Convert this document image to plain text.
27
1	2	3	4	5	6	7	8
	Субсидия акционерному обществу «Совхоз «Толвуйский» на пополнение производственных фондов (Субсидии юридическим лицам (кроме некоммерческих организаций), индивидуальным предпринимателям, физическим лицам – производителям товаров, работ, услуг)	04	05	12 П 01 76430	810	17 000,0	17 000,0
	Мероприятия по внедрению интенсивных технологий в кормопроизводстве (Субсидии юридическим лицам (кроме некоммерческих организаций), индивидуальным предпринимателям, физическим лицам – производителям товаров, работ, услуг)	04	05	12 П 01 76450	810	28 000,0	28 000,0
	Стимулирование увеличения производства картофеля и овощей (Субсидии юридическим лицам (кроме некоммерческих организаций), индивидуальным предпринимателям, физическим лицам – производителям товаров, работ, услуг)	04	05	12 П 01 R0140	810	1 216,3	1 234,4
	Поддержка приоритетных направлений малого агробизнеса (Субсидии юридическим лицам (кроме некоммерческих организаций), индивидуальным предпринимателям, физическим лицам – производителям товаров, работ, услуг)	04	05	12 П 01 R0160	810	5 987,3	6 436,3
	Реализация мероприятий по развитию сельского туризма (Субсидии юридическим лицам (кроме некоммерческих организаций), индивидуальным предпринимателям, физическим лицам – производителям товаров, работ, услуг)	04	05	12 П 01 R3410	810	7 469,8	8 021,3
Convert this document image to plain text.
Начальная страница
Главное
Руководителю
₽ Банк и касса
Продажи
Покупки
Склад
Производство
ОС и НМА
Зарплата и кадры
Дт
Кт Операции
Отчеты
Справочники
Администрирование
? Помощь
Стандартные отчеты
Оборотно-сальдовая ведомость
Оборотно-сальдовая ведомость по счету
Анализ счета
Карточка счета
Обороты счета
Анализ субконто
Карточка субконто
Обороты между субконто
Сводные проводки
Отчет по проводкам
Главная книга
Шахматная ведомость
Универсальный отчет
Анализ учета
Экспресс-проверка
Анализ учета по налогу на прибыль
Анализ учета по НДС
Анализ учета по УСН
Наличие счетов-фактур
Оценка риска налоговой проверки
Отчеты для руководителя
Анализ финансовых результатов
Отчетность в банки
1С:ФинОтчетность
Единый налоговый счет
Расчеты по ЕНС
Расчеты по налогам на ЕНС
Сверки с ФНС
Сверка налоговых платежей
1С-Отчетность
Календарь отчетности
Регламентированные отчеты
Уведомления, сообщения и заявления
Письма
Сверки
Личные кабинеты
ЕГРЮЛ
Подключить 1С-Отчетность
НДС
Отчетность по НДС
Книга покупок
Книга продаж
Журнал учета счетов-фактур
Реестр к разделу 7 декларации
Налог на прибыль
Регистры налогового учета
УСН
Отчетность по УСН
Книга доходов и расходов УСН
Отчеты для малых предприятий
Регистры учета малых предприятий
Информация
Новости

.....

Written instruction: Go through the data and return every record exactly.

Expected answer:
Convert this document image to plain text.
27
1	2	3	4	5	6	7	8
	Субсидия акционерному обществу «Совхоз «Толвуйский» на пополнение производственных фондов (Субсидии юридическим лицам (кроме некоммерческих организаций), индивидуальным предпринимателям, физическим лицам – производителям товаров, работ, услуг)	04	05	12 П 01 76430	810	17 000,0	17 000,0
	Мероприятия по внедрению интенсивных технологий в кормопроизводстве (Субсидии юридическим лицам (кроме некоммерческих организаций), индивидуальным предпринимателям, физическим лицам – производителям товаров, работ, услуг)	04	05	12 П 01 76450	810	28 000,0	28 000,0
	Стимулирование увеличения производства картофеля и овощей (Субсидии юридическим лицам (кроме некоммерческих организаций), индивидуальным предпринимателям, физическим лицам – производителям товаров, работ, услуг)	04	05	12 П 01 R0140	810	1 216,3	1 234,4
	Поддержка приоритетных направлений малого агробизнеса (Субсидии юридическим лицам (кроме некоммерческих организаций), индивидуальным предпринимателям, физическим лицам – производителям товаров, работ, услуг)	04	05	12 П 01 R0160	810	5 987,3	6 436,3
	Реализация мероприятий по развитию сельского туризма (Субсидии юридическим лицам (кроме некоммерческих организаций), индивидуальным предпринимателям, физическим лицам – производителям товаров, работ, услуг)	04	05	12 П 01 R3410	810	7 469,8	8 021,3
Convert this document image to plain text.
Начальная страница
Главное
Руководителю
₽ Банк и касса
Продажи
Покупки
Склад
Производство
ОС и НМА
Зарплата и кадры
Дт
Кт Операции
Отчеты
Справочники
Администрирование
? Помощь
Стандартные отчеты
Оборотно-сальдовая ведомость
Оборотно-сальдовая ведомость по счету
Анализ счета
Карточка счета
Обороты счета
Анализ субконто
Карточка субконто
Обороты между субконто
Сводные проводки
Отчет по проводкам
Главная книга
Шахматная ведомость
Универсальный отчет
Анализ учета
Экспресс-проверка
Анализ учета по налогу на прибыль
Анализ учета по НДС
Анализ учета по УСН
Наличие счетов-фактур
Оценка риска налоговой проверки
Отчеты для руководителя
Анализ финансовых результатов
Отчетность в банки
1С:ФинОтчетность
Единый налоговый счет
Расчеты по ЕНС
Расчеты по налогам на ЕНС
Сверки с ФНС
Сверка налоговых платежей
1С-Отчетность
Календарь отчетности
Регламентированные отчеты
Уведомления, сообщения и заявления
Письма
Сверки
Личные кабинеты
ЕГРЮЛ
Подключить 1С-Отчетность
НДС
Отчетность по НДС
Книга покупок
Книга продаж
Журнал учета счетов-фактур
Реестр к разделу 7 декларации
Налог на прибыль
Регистры налогового учета
УСН
Отчетность по УСН
Книга доходов и расходов УСН
Отчеты для малых предприятий
Регистры учета малых предприятий
Информация
Новости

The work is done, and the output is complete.